# [Directions for this task]
Reproduce every line of the listing below verbatim.

Records from a collection:
====
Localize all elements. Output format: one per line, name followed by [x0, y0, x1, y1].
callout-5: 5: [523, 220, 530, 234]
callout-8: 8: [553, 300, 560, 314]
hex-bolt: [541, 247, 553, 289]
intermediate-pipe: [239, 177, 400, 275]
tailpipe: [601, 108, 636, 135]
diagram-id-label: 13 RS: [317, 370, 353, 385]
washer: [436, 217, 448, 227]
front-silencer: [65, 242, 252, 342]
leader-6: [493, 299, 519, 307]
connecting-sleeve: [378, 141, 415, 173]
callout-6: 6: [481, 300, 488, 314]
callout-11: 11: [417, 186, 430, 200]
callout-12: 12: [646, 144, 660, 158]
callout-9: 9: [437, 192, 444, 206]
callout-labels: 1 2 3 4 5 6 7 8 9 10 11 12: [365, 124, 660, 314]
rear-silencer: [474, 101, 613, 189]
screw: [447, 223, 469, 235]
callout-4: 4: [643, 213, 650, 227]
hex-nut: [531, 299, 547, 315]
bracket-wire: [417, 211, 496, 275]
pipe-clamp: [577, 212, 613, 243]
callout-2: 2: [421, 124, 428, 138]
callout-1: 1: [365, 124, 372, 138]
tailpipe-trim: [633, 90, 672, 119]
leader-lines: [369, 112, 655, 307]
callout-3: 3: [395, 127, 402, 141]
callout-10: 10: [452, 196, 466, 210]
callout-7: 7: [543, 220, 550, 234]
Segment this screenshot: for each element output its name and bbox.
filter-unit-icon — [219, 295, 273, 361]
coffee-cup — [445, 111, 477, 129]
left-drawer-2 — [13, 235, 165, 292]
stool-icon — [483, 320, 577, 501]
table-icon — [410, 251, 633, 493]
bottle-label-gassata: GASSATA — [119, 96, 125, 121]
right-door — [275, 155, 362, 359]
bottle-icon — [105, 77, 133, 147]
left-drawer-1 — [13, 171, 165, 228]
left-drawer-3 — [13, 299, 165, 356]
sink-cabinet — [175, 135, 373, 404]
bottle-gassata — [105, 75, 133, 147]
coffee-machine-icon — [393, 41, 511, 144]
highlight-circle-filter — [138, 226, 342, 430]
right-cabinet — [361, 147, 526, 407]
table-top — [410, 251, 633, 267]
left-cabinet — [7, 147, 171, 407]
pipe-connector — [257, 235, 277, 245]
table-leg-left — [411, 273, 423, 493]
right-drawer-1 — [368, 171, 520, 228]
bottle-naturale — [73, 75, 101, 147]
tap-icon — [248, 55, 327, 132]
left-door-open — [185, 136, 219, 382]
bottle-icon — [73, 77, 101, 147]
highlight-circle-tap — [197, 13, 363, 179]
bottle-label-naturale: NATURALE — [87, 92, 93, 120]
====
# [Exercise solution]
Localize all elements. Output format: one per line, name followed by [x0, y0, x1, y1].
callout-5: 5: [523, 220, 530, 234]
callout-8: 8: [553, 300, 560, 314]
hex-bolt: [541, 247, 553, 289]
intermediate-pipe: [239, 177, 400, 275]
tailpipe: [601, 108, 636, 135]
diagram-id-label: 13 RS: [317, 370, 353, 385]
washer: [436, 217, 448, 227]
front-silencer: [65, 242, 252, 342]
leader-6: [493, 299, 519, 307]
connecting-sleeve: [378, 141, 415, 173]
callout-6: 6: [481, 300, 488, 314]
callout-11: 11: [417, 186, 430, 200]
callout-12: 12: [646, 144, 660, 158]
callout-9: 9: [437, 192, 444, 206]
callout-labels: 1 2 3 4 5 6 7 8 9 10 11 12: [365, 124, 660, 314]
rear-silencer: [474, 101, 613, 189]
screw: [447, 223, 469, 235]
callout-4: 4: [643, 213, 650, 227]
hex-nut: [531, 299, 547, 315]
bracket-wire: [417, 211, 496, 275]
pipe-clamp: [577, 212, 613, 243]
callout-2: 2: [421, 124, 428, 138]
callout-1: 1: [365, 124, 372, 138]
tailpipe-trim: [633, 90, 672, 119]
leader-lines: [369, 112, 655, 307]
callout-3: 3: [395, 127, 402, 141]
callout-10: 10: [452, 196, 466, 210]
callout-7: 7: [543, 220, 550, 234]
Segment this screenshot: for each element output its name and bbox.
filter-unit-icon — [219, 295, 273, 361]
coffee-cup — [445, 111, 477, 129]
left-drawer-2 — [13, 235, 165, 292]
stool-icon — [483, 320, 577, 501]
table-icon — [410, 251, 633, 493]
bottle-label-gassata: GASSATA — [119, 96, 125, 121]
right-door — [275, 155, 362, 359]
bottle-icon — [105, 77, 133, 147]
left-drawer-1 — [13, 171, 165, 228]
left-drawer-3 — [13, 299, 165, 356]
sink-cabinet — [175, 135, 373, 404]
bottle-gassata — [105, 75, 133, 147]
coffee-machine-icon — [393, 41, 511, 144]
highlight-circle-filter — [138, 226, 342, 430]
right-cabinet — [361, 147, 526, 407]
table-top — [410, 251, 633, 267]
left-cabinet — [7, 147, 171, 407]
pipe-connector — [257, 235, 277, 245]
table-leg-left — [411, 273, 423, 493]
right-drawer-1 — [368, 171, 520, 228]
bottle-naturale — [73, 75, 101, 147]
tap-icon — [248, 55, 327, 132]
left-door-open — [185, 136, 219, 382]
bottle-icon — [73, 77, 101, 147]
highlight-circle-tap — [197, 13, 363, 179]
bottle-label-naturale: NATURALE — [87, 92, 93, 120]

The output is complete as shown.